**Goal**
Locate the lines of the listing below that hold "complete", then copy each of them.

**Supplied material**
***

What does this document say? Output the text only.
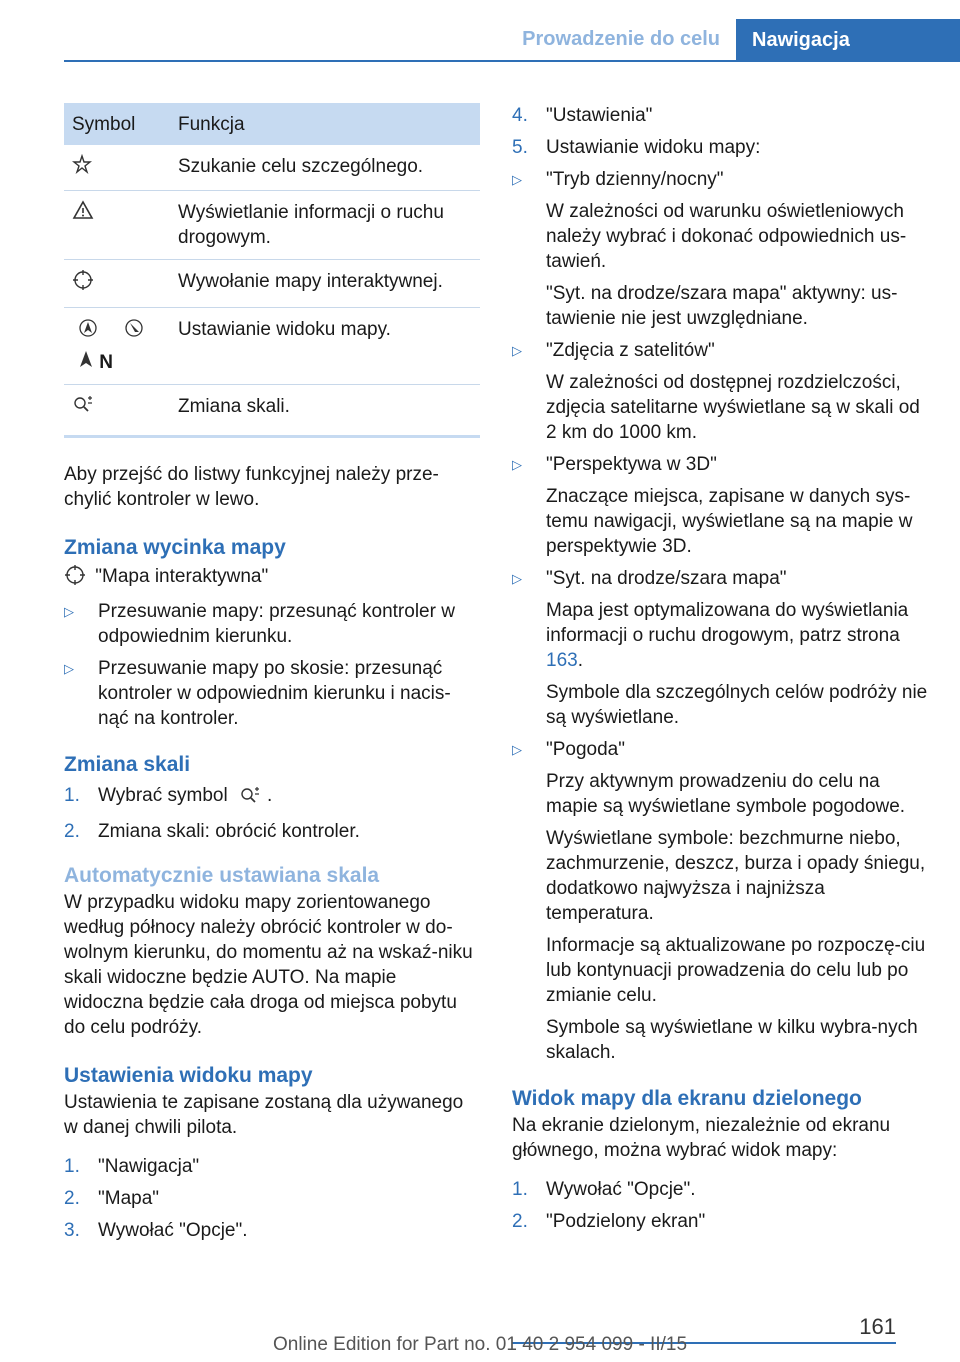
Prowadzenie do celu	Nawigacja
Symbol	Funkcja
	Szukanie celu szczególnego.
	Wyświetlanie informacji o ruchu drogowym.
	Wywołanie mapy interaktywnej.

N	Ustawianie widoku mapy.
	Zmiana skali.

Aby przejść do listwy funkcyjnej należy prze-chylić kontroler w lewo.

Zmiana wycinka mapy

"Mapa interaktywna"

▷ Przesuwanie mapy: przesunąć kontroler w odpowiednim kierunku.
▷ Przesuwanie mapy po skosie: przesunąć kontroler w odpowiednim kierunku i nacis-nąć na kontroler.
Zmiana skali
1. Wybrać symbol .
2. Zmiana skali: obrócić kontroler.
Automatycznie ustawiana skala

W przypadku widoku mapy zorientowanego według północy należy obrócić kontroler w do-wolnym kierunku, do momentu aż na wskaź-niku skali widoczne będzie AUTO. Na mapie widoczna będzie cała droga od miejsca pobytu do celu podróży.

Ustawienia widoku mapy

Ustawienia te zapisane zostaną dla używanego w danej chwili pilota.

1. "Nawigacja"
2. "Mapa"
3. Wywołać "Opcje".
4. "Ustawienia"
5. Ustawianie widoku mapy:
▷ "Tryb dzienny/nocny"

W zależności od warunku oświetleniowych należy wybrać i dokonać odpowiednich us-tawień.

"Syt. na drodze/szara mapa" aktywny: us-tawienie nie jest uwzględniane.

▷ "Zdjęcia z satelitów"

W zależności od dostępnej rozdzielczości, zdjęcia satelitarne wyświetlane są w skali od 2 km do 1000 km.

▷ "Perspektywa w 3D"

Znaczące miejsca, zapisane w danych sys-temu nawigacji, wyświetlane są na mapie w perspektywie 3D.

▷ "Syt. na drodze/szara mapa"

Mapa jest optymalizowana do wyświetlania informacji o ruchu drogowym, patrz strona 163.

Symbole dla szczególnych celów podróży nie są wyświetlane.

▷ "Pogoda"

Przy aktywnym prowadzeniu do celu na mapie są wyświetlane symbole pogodowe.

Wyświetlane symbole: bezchmurne niebo, zachmurzenie, deszcz, burza i opady śniegu, dodatkowo najwyższa i najniższa temperatura.

Informacje są aktualizowane po rozpoczę-ciu lub kontynuacji prowadzenia do celu lub po zmianie celu.

Symbole są wyświetlane w kilku wybra-nych skalach.

Widok mapy dla ekranu dzielonego

Na ekranie dzielonym, niezależnie od ekranu głównego, można wybrać widok mapy:

1. Wywołać "Opcje".
2. "Podzielony ekran"
161
Online Edition for Part no. 01 40 2 954 099 - II/15
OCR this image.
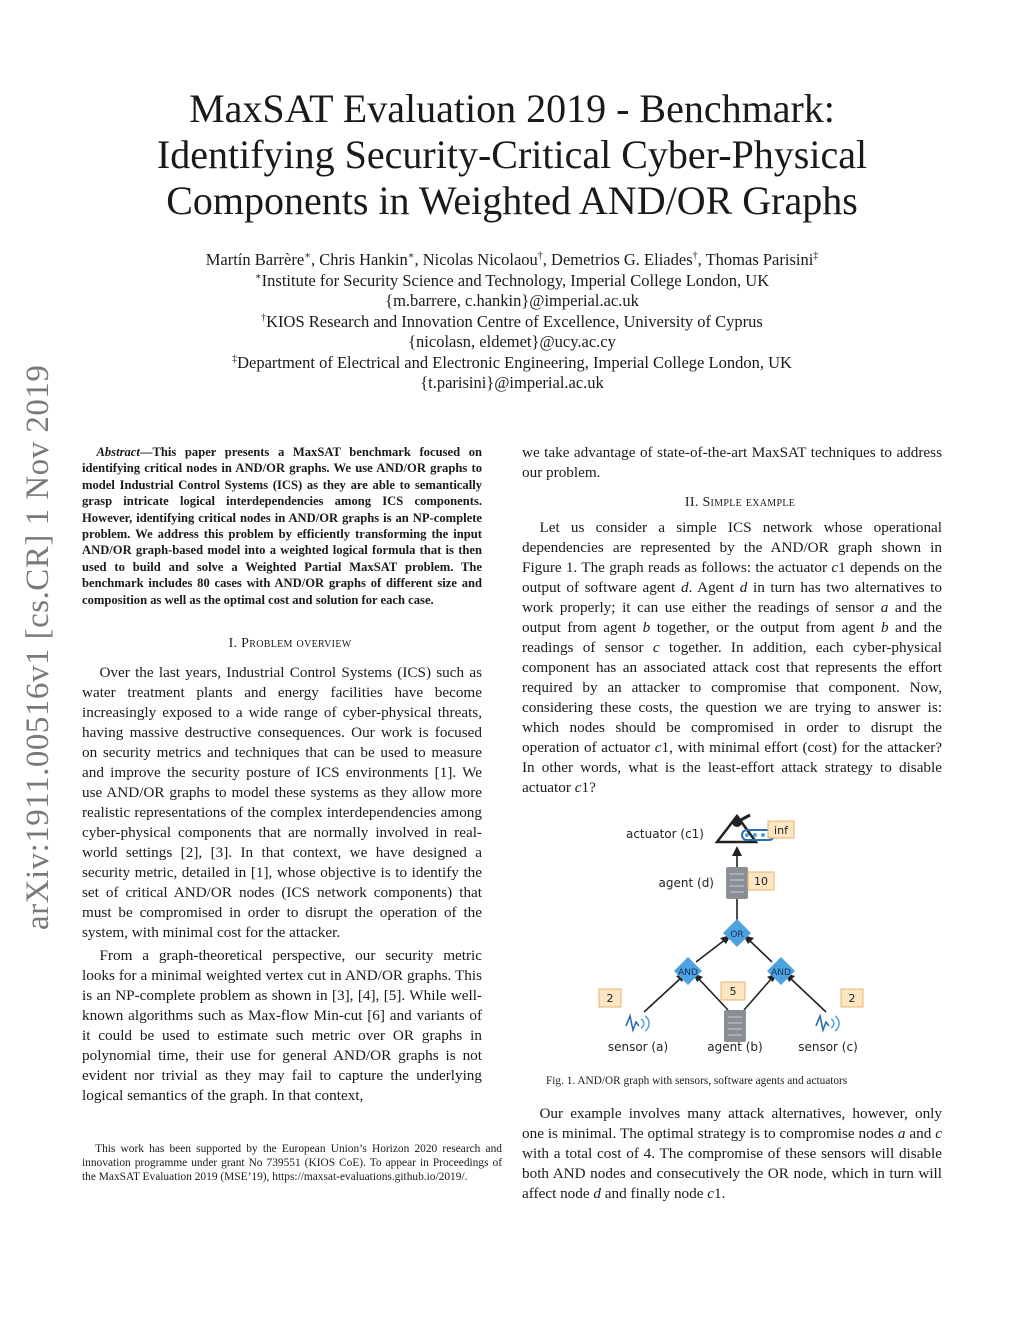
arXiv:1911.00516v1 [cs.CR] 1 Nov 2019
MaxSAT Evaluation 2019 - Benchmark:
Identifying Security-Critical Cyber-Physical
Components in Weighted AND/OR Graphs
Martín Barrère∗, Chris Hankin∗, Nicolas Nicolaou†, Demetrios G. Eliades†, Thomas Parisini‡
∗Institute for Security Science and Technology, Imperial College London, UK
{m.barrere, c.hankin}@imperial.ac.uk
†KIOS Research and Innovation Centre of Excellence, University of Cyprus
{nicolasn, eldemet}@ucy.ac.cy
‡Department of Electrical and Electronic Engineering, Imperial College London, UK
{t.parisini}@imperial.ac.uk
Abstract—This paper presents a MaxSAT benchmark focused on identifying critical nodes in AND/OR graphs. We use AND/OR graphs to model Industrial Control Systems (ICS) as they are able to semantically grasp intricate logical interdependencies among ICS components. However, identifying critical nodes in AND/OR graphs is an NP-complete problem. We address this problem by efficiently transforming the input AND/OR graph-based model into a weighted logical formula that is then used to build and solve a Weighted Partial MaxSAT problem. The benchmark includes 80 cases with AND/OR graphs of different size and composition as well as the optimal cost and solution for each case.

I. Problem overview

Over the last years, Industrial Control Systems (ICS) such as water treatment plants and energy facilities have become increasingly exposed to a wide range of cyber-physical threats, having massive destructive consequences. Our work is focused on security metrics and techniques that can be used to measure and improve the security posture of ICS environments [1]. We use AND/OR graphs to model these systems as they allow more realistic representations of the complex interdependencies among cyber-physical components that are normally involved in real-world settings [2], [3]. In that context, we have designed a security metric, detailed in [1], whose objective is to identify the set of critical AND/OR nodes (ICS network components) that must be compromised in order to disrupt the operation of the system, with minimal cost for the attacker.

From a graph-theoretical perspective, our security metric looks for a minimal weighted vertex cut in AND/OR graphs. This is an NP-complete problem as shown in [3], [4], [5]. While well-known algorithms such as Max-flow Min-cut [6] and variants of it could be used to estimate such metric over OR graphs in polynomial time, their use for general AND/OR graphs is not evident nor trivial as they may fail to capture the underlying logical semantics of the graph. In that context,

This work has been supported by the European Union’s Horizon 2020 research and innovation programme under grant No 739551 (KIOS CoE). To appear in Proceedings of the MaxSAT Evaluation 2019 (MSE’19), https://maxsat-evaluations.github.io/2019/.

we take advantage of state-of-the-art MaxSAT techniques to address our problem.

II. Simple example

Let us consider a simple ICS network whose operational dependencies are represented by the AND/OR graph shown in Figure 1. The graph reads as follows: the actuator c1 depends on the output of software agent d. Agent d in turn has two alternatives to work properly; it can use either the readings of sensor a and the output from agent b together, or the output from agent b and the readings of sensor c together. In addition, each cyber-physical component has an associated attack cost that represents the effort required by an attacker to compromise that component. Now, considering these costs, the question we are trying to answer is: which nodes should be compromised in order to disrupt the operation of actuator c1, with minimal effort (cost) for the attacker? In other words, what is the least-effort attack strategy to disable actuator c1?

actuator (c1)	inf
agent (d)	10
OR
AND	AND
5
2
sensor (a)	agent (b)
2
sensor (c)
Fig. 1. AND/OR graph with sensors, software agents and actuators

Our example involves many attack alternatives, however, only one is minimal. The optimal strategy is to compromise nodes a and c with a total cost of 4. The compromise of these sensors will disable both AND nodes and consecutively the OR node, which in turn will affect node d and finally node c1.
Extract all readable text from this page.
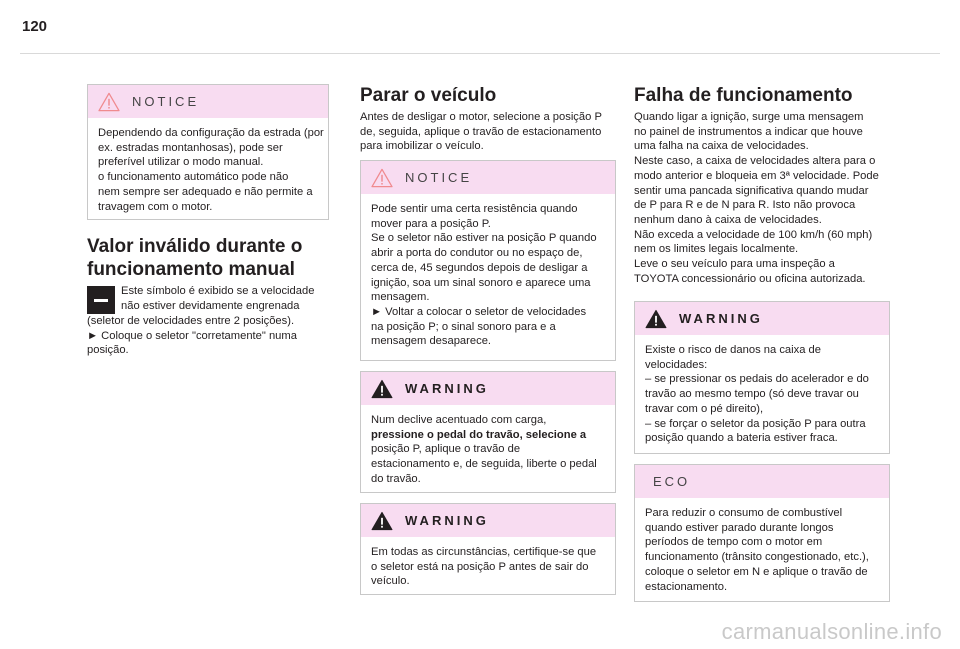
120
NOTICE
Dependendo da configuração da estrada (por
ex. estradas montanhosas), pode ser
preferível utilizar o modo manual.
o funcionamento automático pode não
nem sempre ser adequado e não permite a
travagem com o motor.
Valor inválido durante o
funcionamento manual
Este símbolo é exibido se a velocidade
não estiver devidamente engrenada
(seletor de velocidades entre 2 posições).
► Coloque o seletor "corretamente" numa
posição.
Parar o veículo
Antes de desligar o motor, selecione a posição P
de, seguida, aplique o travão de estacionamento
para imobilizar o veículo.
NOTICE
Pode sentir uma certa resistência quando
mover para a posição P.
Se o seletor não estiver na posição P quando
abrir a porta do condutor ou no espaço de,
cerca de, 45 segundos depois de desligar a
ignição, soa um sinal sonoro e aparece uma
mensagem.
► Voltar a colocar o seletor de velocidades
na posição P; o sinal sonoro para e a
mensagem desaparece.
WARNING
Num declive acentuado com carga,
pressione o pedal do travão, selecione a
posição P, aplique o travão de
estacionamento e, de seguida, liberte o pedal
do travão.
WARNING
Em todas as circunstâncias, certifique-se que
o seletor está na posição P antes de sair do
veículo.
Falha de funcionamento
Quando ligar a ignição, surge uma mensagem
no painel de instrumentos a indicar que houve
uma falha na caixa de velocidades.
Neste caso, a caixa de velocidades altera para o
modo anterior e bloqueia em 3ª velocidade. Pode
sentir uma pancada significativa quando mudar
de P para R e de N para R. Isto não provoca
nenhum dano à caixa de velocidades.
Não exceda a velocidade de 100 km/h (60 mph)
nem os limites legais localmente.
Leve o seu veículo para uma inspeção a
TOYOTA concessionário ou oficina autorizada.
WARNING
Existe o risco de danos na caixa de
velocidades:
– se pressionar os pedais do acelerador e do
travão ao mesmo tempo (só deve travar ou
travar com o pé direito),
– se forçar o seletor da posição P para outra
posição quando a bateria estiver fraca.
ECO
Para reduzir o consumo de combustível
quando estiver parado durante longos
períodos de tempo com o motor em
funcionamento (trânsito congestionado, etc.),
coloque o seletor em N e aplique o travão de
estacionamento.
carmanualsonline.info
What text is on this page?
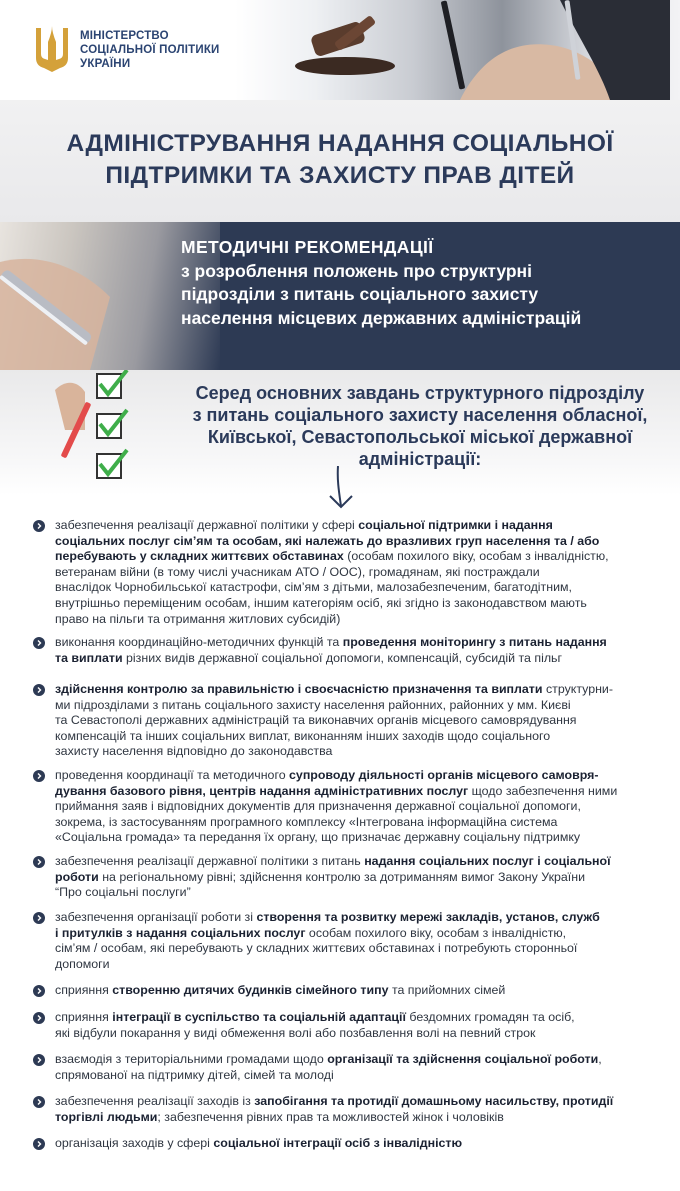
МІНІСТЕРСТВО
СОЦІАЛЬНОЇ ПОЛІТИКИ
УКРАЇНИ
АДМІНІСТРУВАННЯ НАДАННЯ СОЦІАЛЬНОЇ
ПІДТРИМКИ ТА ЗАХИСТУ ПРАВ ДІТЕЙ
МЕТОДИЧНІ РЕКОМЕНДАЦІЇ
з розроблення положень про структурні
підрозділи з питань соціального захисту
населення місцевих державних адміністрацій
Серед основних завдань структурного підрозділу
з питань соціального захисту населення обласної,
Київської, Севастопольської міської державної
адміністрації:
забезпечення реалізації державної політики у сфері соціальної підтримки і надання
соціальних послуг сім’ям та особам, які належать до вразливих груп населення та / або
перебувають у складних життєвих обставинах (особам похилого віку, особам з інвалідністю,
ветеранам війни (в тому числі учасникам АТО / ООС), громадянам, які постраждали
внаслідок Чорнобильської катастрофи, сім’ям з дітьми, малозабезпеченим, багатодітним,
внутрішньо переміщеним особам, іншим категоріям осіб, які згідно із законодавством мають
право на пільги та отримання житлових субсидій)
виконання координаційно-методичних функцій та проведення моніторингу з питань надання
та виплати різних видів державної соціальної допомоги, компенсацій, субсидій та пільг
здійснення контролю за правильністю і своєчасністю призначення та виплати структурни-
ми підрозділами з питань соціального захисту населення районних, районних у мм. Києві
та Севастополі державних адміністрацій та виконавчих органів місцевого самоврядування
компенсацій та інших соціальних виплат, виконанням інших заходів щодо соціального
захисту населення відповідно до законодавства
проведення координації та методичного супроводу діяльності органів місцевого самовря-
дування базового рівня, центрів надання адміністративних послуг щодо забезпечення ними
приймання заяв і відповідних документів для призначення державної соціальної допомоги,
зокрема, із застосуванням програмного комплексу «Інтегрована інформаційна система
«Соціальна громада» та передання їх органу, що призначає державну соціальну підтримку
забезпечення реалізації державної політики з питань надання соціальних послуг і соціальної
роботи на регіональному рівні; здійснення контролю за дотриманням вимог Закону України
“Про соціальні послуги”
забезпечення організації роботи зі створення та розвитку мережі закладів, установ, служб
і притулків з надання соціальних послуг особам похилого віку, особам з інвалідністю,
сім’ям / особам, які перебувають у складних життєвих обставинах і потребують сторонньої
допомоги
сприяння створенню дитячих будинків сімейного типу та прийомних сімей
сприяння інтеграції в суспільство та соціальній адаптації бездомних громадян та осіб,
які відбули покарання у виді обмеження волі або позбавлення волі на певний строк
взаємодія з територіальними громадами щодо організації та здійснення соціальної роботи,
спрямованої на підтримку дітей, сімей та молоді
забезпечення реалізації заходів із запобігання та протидії домашньому насильству, протидії
торгівлі людьми; забезпечення рівних прав та можливостей жінок і чоловіків
організація заходів у сфері соціальної інтеграції осіб з інвалідністю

***

**Full response**
Abstract—This paper presents a MaxSAT benchmark focused on identifying critical nodes in AND/OR graphs. We use AND/OR graphs to model Industrial Control Systems (ICS) as they are able to semantically grasp intricate logical interdependencies among ICS components. However, identifying critical nodes in AND/OR graphs is an NP-complete problem. We address this problem by efficiently transforming the input AND/OR graph-based model into a weighted logical formula that is then used to build and solve a Weighted Partial MaxSAT problem. The benchmark includes 80 cases with AND/OR graphs of different size and composition as well as the optimal cost and solution for each case.
From a graph-theoretical perspective, our security metric looks for a minimal weighted vertex cut in AND/OR graphs. This is an NP-complete problem as shown in [3], [4], [5]. While well-known algorithms such as Max-flow Min-cut [6] and variants of it could be used to estimate such metric over OR graphs in polynomial time, their use for general AND/OR graphs is not evident nor trivial as they may fail to capture the underlying logical semantics of the graph. In that context,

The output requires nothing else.